What you need to do —
For every line in the data below that contains "ylabel", copy the line.

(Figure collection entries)

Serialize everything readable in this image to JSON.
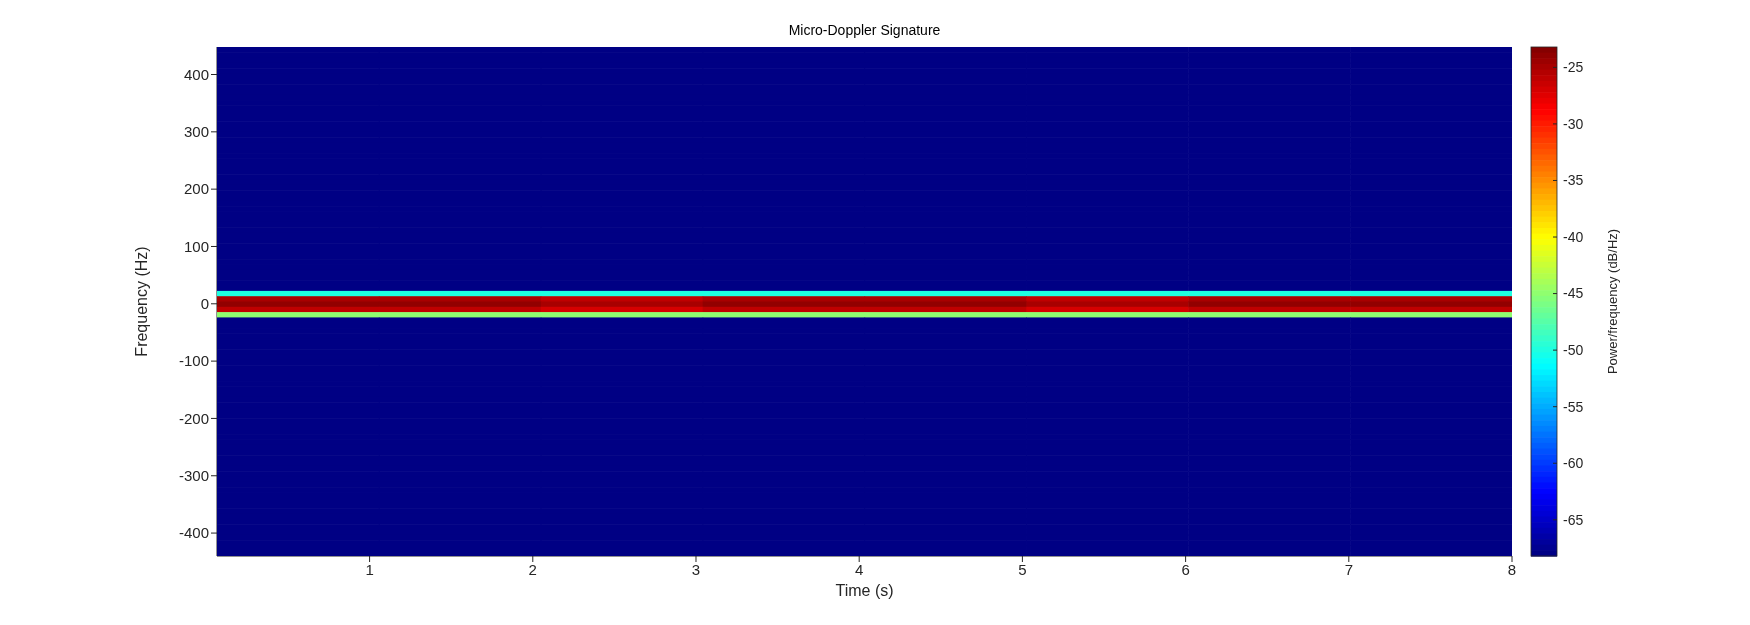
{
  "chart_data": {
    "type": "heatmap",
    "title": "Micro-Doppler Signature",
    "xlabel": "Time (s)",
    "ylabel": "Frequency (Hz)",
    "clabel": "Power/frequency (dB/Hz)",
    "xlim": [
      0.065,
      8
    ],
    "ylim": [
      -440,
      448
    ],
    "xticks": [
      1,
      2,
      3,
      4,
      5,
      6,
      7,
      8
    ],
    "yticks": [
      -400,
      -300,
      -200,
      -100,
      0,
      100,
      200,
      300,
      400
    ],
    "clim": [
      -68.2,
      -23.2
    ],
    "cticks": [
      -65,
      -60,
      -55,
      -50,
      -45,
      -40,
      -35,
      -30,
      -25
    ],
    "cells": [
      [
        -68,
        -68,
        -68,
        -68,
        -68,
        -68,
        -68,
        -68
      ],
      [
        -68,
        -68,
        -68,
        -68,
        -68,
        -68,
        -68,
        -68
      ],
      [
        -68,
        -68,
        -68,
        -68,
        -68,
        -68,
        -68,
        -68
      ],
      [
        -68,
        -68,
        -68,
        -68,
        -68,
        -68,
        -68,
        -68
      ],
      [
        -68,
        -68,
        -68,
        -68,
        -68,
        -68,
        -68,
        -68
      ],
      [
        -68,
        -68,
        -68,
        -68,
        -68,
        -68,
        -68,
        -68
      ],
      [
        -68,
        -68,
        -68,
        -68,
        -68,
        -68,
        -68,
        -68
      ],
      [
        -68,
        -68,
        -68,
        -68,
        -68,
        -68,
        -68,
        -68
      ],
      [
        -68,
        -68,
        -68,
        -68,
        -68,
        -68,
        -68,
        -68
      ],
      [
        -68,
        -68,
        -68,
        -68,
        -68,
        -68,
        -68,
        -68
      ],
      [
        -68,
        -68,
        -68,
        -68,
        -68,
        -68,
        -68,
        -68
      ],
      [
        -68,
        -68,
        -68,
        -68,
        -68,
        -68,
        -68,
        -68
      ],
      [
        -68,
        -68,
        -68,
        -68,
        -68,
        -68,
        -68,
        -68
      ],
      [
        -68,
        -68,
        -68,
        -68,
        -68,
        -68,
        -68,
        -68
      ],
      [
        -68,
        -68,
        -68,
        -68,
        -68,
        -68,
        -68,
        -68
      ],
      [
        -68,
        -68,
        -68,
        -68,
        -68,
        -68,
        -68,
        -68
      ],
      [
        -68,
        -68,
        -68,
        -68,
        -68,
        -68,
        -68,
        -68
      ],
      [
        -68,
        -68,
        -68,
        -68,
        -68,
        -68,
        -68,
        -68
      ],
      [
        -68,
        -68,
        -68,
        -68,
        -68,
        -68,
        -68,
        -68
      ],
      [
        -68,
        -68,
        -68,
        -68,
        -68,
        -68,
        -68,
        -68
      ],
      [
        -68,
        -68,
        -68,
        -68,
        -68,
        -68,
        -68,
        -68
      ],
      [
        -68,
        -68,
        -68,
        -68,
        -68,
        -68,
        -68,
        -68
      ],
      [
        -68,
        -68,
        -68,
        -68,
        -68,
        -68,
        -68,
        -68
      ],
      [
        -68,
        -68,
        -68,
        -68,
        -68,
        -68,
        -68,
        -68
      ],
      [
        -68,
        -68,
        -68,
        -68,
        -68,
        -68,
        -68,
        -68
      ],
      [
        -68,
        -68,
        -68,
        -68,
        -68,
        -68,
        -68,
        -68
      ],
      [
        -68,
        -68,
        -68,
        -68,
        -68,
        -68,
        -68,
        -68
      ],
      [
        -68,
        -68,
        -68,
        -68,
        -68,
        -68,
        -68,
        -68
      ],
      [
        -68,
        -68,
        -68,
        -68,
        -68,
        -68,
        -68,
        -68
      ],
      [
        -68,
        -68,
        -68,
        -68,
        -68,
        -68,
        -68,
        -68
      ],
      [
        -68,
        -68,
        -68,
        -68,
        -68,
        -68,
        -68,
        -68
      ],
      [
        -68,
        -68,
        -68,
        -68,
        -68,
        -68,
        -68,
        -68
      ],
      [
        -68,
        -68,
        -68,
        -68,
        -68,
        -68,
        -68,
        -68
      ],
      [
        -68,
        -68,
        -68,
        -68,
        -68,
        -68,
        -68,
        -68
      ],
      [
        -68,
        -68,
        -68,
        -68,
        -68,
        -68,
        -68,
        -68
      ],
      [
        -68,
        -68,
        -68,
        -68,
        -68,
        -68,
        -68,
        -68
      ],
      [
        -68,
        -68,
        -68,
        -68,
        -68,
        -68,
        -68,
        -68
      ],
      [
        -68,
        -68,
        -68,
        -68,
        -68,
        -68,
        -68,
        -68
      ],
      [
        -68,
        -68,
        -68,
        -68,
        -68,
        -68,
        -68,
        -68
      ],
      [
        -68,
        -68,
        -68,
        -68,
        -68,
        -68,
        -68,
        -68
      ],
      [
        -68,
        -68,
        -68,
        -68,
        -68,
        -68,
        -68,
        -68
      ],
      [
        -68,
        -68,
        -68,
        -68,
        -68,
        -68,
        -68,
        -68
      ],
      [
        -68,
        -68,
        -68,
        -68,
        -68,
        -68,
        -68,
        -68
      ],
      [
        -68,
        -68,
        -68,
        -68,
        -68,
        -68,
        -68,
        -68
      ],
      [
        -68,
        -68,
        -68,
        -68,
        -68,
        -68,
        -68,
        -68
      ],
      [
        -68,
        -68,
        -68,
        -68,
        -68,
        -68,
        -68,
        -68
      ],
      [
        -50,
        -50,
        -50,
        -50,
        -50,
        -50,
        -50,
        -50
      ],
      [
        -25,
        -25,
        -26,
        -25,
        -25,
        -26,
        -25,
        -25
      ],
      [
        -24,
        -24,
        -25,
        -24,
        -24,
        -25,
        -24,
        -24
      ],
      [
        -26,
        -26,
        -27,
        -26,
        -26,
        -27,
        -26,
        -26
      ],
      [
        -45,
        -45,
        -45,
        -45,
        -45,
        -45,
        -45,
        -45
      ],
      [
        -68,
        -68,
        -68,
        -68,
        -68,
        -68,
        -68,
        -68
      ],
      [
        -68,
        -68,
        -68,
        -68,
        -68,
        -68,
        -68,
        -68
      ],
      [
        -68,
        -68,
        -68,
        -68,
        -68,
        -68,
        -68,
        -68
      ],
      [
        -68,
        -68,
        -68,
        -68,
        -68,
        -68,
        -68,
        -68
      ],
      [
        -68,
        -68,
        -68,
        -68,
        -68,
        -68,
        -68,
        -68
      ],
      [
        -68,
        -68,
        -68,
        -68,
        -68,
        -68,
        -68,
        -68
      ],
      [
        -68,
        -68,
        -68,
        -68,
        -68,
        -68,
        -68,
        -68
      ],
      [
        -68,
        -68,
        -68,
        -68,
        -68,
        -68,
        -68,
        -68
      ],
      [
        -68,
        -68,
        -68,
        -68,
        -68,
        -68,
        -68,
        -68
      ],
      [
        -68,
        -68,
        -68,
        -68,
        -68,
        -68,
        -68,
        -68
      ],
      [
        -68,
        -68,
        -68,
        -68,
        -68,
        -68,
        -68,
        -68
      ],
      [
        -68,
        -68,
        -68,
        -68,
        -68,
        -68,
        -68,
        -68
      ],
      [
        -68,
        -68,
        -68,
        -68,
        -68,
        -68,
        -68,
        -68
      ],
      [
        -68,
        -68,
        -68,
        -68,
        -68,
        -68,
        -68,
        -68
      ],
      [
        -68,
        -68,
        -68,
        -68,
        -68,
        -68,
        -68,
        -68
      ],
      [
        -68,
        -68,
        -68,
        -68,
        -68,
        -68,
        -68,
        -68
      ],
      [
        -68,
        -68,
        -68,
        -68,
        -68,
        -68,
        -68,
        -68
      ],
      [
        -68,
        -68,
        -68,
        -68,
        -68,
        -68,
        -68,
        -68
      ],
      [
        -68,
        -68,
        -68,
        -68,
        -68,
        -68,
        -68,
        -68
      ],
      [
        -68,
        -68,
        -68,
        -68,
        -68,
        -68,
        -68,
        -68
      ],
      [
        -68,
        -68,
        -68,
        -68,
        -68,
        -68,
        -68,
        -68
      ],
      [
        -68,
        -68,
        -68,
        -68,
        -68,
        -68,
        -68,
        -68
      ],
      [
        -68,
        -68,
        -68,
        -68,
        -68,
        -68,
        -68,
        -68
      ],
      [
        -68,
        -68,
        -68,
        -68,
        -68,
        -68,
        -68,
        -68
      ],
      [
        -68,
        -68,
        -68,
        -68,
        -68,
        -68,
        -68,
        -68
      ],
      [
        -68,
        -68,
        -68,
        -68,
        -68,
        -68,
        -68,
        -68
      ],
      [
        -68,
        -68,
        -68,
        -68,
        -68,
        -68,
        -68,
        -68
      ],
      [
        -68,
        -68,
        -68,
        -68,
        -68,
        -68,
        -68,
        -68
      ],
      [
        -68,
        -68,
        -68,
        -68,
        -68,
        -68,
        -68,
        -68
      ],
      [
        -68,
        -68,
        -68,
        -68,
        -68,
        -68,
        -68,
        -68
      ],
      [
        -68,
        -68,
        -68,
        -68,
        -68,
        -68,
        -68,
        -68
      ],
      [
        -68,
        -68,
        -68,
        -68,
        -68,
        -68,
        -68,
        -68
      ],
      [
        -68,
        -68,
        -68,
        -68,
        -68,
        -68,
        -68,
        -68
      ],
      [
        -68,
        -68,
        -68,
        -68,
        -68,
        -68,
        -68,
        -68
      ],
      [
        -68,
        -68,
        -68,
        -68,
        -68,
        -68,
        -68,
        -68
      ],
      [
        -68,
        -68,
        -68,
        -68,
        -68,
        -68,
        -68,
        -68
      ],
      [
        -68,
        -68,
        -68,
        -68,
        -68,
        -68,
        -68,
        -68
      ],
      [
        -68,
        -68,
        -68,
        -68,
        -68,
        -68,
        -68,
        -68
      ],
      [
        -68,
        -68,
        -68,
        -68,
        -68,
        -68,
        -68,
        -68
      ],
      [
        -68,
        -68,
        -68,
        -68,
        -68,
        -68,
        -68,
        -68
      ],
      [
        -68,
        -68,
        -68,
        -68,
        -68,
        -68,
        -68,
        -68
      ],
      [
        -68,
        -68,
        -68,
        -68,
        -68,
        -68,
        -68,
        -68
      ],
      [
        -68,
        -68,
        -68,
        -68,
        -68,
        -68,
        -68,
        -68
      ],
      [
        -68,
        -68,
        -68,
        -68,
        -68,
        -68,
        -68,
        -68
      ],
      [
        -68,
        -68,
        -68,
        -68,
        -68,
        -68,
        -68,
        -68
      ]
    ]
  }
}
...
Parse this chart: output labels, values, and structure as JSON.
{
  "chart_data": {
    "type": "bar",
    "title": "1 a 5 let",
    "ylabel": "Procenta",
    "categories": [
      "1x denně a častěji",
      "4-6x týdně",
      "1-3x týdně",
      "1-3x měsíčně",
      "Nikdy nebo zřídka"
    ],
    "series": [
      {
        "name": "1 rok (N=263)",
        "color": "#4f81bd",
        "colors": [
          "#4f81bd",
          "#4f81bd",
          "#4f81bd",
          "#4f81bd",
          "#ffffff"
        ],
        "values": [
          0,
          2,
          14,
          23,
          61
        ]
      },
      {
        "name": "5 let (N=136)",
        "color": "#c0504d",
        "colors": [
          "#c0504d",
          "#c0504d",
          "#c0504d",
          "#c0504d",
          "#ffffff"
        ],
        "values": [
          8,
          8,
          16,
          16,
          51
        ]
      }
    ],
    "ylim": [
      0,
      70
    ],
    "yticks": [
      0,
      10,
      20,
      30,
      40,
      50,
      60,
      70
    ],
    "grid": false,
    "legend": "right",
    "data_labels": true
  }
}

Result of the task —
    "ylabel": "Frequency (Hz)",
    "ylabel": "Procenta",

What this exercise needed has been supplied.